Stimmen diese Aussagen mit dem Bericht über die Veranstaltung des Freundeskreises Wiehl/Jokneam überein? Antworte jeweils mit Ja oder Nein und zitiere die entscheidenden Worte des Berichts wörtlich.
1. Günter Müchler war Chefredakteur des Deutschlandfunks in Köln.
2. Zwischen israelischen und palästinensischen Referenten kam es zu Streitereien.
3. Die Morgenveranstaltung moderierte Bürgermeister Becker-Blonigen.

▶ AUSZUG AUS QUELLE:
· · · · · · ·

So versprach er denn auch gleich, ein solches Forum mit beiden Seiten, mit Israelis und Palästinensern an einem Tisch, auch in seiner Stadt ins Leben zu rufen. Und auch Mohamed Nazzal, der Vertreter der Palästinensischen Generaldelegation in Bonn, nahm offenbar ein bisschen Hoffnung mit nach Hause: "Ich nehme viel Mut mit, dee wenn schon so viele Deutsche so weit weg hier den ganzen Tag zuhören und diskutieren, müssten es bei uns doch noch mehr sein. Ich überlege, mit wem ich spreche, um eine unabhängige palästinensische Friedensbewegung zu schaffen."

Eine beeindruckende und hochinformative Veranstaltung war das, die der Freundeskreis Wiehl/Jokneam am Wochenende im Forum der Sparkasse der Homburgischen Gemeinden auf die Beine gestellt hatte. Ebenfalls erfreulich: Es gab keine Streitereien, Schuldzuweisungen oder Beleidigungen zwischen israelischen und palästinensischen Referenten, alle blieben offen, aber sehr sachlich. Gut gelöst auch die Moderation durch Günter Müchler, dem Chefredakteur des Deutschlandfunks in Köln, der die Redeanteile gleichmäßig verteilte und ausufernde Diskussionen nicht zuließ.



Freundeskreis-Vorsitzender Gerhard Hermann und seine vielen Mitstreiter im Verein, die sich für das Treffen eingesetzt hatten, um ein Mosaikstückchen auf dem Weg zum Frieden beizutragen, können wirklich stolz sein auf das Erreichte. Auch Sparkassendirektor Wolfgang-Ludwig Mehren, ebenfalls im Vorstand des Freundeskreises, war begeistert: "Für mich war heute morgen das Stärkste", erinnerte er sich an die Morgenveranstaltung, bei der Alfasi, Abdul-Rahman Alawi (Korrespondent der Palästinensischen Nachrichtenagentur, Abu Dayyeh (Projektleiter der Friedrich-Naumann-Stiftung in Jerusalem) und der Jerusalemer Historiker und Schriftsteller Reuven Moskovitz unter Bürgermeister Becker-Blonigens Moderation über "Verantwortung, Wirtschaft und Arbeit gegen den Krieg" diskutiert hatten.

Abends dann die große Podiumsdiskussion im Sparkassen-Forum, bei der alle Referenten mitmachten. Jokneams Bürgermeister Alfasiberichtete dort, wie die Intifada seine Stadt verändert habe? Dass es großes Wachstum und Einwanderungswellen aus den GUS-Staaten gegeben habe, wurden neue Betriebe gegründet und viel mit Arbeitern aus den besetzten Gebieten zusammengearbeitet wurde. "Wir begannen, an den Frieden zu glauben. Vor 1,5 Jahren, als die Intifada begann, wurde unser Traum vom Frieden zerstört, es gibt auch bei uns Tote zu beklagen, die wirtschaftliche Lage ist schlecht. Das ist nicht nur für uns schlecht, sondern auch für das palästinänsische Volk."

· · · · · · ·

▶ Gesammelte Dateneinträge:
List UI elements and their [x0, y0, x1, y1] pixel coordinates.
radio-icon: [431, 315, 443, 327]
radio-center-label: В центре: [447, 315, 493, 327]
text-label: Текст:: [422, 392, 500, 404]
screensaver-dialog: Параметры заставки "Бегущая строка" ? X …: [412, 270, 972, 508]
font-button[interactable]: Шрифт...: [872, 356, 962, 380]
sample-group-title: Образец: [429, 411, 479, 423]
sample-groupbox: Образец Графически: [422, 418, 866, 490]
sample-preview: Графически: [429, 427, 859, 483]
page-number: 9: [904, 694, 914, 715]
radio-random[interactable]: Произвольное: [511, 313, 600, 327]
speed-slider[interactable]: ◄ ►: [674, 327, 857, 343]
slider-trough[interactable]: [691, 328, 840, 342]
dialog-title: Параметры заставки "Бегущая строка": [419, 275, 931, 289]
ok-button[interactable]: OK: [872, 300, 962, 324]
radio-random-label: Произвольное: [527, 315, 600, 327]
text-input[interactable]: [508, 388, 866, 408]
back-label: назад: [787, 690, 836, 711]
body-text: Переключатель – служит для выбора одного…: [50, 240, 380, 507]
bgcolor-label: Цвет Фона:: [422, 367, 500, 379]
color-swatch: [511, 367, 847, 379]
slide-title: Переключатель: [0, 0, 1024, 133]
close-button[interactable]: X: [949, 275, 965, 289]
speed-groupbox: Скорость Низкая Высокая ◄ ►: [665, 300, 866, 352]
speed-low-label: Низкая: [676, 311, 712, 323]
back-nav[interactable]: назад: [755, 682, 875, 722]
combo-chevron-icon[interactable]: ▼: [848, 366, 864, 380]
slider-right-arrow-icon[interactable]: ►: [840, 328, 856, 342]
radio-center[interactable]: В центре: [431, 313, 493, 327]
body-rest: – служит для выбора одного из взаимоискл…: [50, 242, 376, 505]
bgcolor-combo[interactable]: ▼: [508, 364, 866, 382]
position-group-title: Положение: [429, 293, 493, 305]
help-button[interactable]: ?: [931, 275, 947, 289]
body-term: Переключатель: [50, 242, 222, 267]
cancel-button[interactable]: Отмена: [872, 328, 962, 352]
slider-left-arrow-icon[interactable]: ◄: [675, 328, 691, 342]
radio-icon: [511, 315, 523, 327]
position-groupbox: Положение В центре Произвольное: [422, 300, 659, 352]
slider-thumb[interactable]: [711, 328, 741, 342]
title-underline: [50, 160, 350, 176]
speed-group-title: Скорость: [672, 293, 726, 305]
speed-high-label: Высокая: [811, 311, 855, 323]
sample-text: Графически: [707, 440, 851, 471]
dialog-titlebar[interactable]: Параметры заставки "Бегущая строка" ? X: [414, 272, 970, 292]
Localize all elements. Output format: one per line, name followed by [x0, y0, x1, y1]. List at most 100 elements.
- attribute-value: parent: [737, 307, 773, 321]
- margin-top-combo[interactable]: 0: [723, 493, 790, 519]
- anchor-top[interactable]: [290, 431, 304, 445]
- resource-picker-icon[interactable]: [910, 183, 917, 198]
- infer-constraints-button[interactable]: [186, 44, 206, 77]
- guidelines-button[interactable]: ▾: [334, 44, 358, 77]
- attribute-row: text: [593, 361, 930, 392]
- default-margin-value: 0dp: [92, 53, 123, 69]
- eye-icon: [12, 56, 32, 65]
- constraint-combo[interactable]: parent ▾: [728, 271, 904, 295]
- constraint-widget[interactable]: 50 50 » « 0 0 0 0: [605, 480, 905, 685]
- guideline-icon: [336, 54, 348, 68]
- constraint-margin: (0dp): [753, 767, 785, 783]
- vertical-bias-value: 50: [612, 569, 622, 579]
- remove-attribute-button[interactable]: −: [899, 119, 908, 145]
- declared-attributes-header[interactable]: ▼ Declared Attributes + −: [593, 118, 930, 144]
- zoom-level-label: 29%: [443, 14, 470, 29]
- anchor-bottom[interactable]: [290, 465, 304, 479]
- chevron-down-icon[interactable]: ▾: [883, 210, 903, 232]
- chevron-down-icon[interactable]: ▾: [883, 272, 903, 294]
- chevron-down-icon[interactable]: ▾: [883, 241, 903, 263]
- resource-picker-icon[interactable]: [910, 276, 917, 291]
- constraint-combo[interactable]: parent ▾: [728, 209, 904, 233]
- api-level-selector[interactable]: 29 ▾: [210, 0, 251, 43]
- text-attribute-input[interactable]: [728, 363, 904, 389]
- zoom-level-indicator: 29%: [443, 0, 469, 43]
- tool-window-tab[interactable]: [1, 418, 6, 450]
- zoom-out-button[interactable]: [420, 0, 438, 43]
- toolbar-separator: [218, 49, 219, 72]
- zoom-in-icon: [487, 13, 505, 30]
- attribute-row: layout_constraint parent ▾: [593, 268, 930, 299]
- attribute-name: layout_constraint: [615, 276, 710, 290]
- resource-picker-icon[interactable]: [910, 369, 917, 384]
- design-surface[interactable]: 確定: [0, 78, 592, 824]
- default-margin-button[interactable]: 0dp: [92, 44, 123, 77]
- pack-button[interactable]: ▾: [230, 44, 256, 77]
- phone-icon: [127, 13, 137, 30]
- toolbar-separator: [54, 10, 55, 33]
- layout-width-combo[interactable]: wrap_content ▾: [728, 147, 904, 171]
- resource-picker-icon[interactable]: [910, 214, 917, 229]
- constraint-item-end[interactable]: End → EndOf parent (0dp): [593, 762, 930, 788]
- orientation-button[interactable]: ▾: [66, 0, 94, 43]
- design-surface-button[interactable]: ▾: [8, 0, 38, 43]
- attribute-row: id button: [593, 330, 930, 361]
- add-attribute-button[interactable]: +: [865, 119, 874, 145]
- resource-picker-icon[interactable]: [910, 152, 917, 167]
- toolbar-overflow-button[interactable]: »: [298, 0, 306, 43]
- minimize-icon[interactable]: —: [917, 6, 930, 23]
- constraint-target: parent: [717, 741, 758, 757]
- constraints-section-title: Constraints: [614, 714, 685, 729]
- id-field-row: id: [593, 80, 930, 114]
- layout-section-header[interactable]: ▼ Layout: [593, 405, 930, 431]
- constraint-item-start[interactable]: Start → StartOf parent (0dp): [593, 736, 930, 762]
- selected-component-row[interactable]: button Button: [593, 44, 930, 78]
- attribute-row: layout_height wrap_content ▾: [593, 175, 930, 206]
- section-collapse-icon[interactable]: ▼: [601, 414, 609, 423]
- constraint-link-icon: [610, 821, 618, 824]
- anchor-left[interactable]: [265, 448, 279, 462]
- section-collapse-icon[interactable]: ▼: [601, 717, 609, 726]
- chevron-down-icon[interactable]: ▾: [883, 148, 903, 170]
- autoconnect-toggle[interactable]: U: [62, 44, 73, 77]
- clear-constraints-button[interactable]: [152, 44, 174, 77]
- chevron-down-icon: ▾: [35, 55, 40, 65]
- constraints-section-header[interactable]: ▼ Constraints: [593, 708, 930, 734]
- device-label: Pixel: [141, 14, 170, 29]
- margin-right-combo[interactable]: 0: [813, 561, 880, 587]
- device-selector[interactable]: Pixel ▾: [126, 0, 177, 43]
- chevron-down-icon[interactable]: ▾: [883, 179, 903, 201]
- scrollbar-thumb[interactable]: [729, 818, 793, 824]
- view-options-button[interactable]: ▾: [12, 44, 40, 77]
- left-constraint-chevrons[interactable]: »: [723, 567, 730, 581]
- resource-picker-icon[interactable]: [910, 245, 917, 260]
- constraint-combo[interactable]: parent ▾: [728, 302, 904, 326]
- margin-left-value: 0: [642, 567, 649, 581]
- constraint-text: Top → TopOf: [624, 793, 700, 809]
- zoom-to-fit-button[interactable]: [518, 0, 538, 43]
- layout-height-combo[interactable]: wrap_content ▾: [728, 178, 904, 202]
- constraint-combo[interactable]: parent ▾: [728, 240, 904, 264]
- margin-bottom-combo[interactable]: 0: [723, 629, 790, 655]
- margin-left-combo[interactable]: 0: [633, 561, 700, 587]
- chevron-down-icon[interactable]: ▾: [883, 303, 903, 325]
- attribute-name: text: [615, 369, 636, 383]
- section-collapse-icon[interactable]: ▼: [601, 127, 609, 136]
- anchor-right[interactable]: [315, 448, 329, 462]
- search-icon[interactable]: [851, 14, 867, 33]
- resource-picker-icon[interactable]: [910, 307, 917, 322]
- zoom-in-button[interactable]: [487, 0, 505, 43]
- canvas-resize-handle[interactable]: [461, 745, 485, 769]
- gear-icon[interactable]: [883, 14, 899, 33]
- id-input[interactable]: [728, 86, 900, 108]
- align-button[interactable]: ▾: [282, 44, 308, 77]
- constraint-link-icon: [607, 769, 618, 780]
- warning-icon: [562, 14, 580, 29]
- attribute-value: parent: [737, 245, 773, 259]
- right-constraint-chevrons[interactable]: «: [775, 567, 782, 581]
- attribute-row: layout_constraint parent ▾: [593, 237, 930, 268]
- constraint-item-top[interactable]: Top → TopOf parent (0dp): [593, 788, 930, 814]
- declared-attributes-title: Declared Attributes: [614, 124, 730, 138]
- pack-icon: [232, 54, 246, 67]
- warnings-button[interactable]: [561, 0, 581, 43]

· · · · · · ·

▶ GELÖSTE AUFGABE:
1. Ja: „Günter Müchler, dem Chefredakteur des Deutschlandfunks in Köln“
2. Nein: „Es gab keine Streitereien, Schuldzuweisungen oder Beleidigungen zwischen israelischen und palästinensischen Referenten“
3. Ja: „unter Bürgermeister Becker-Blonigens Moderation“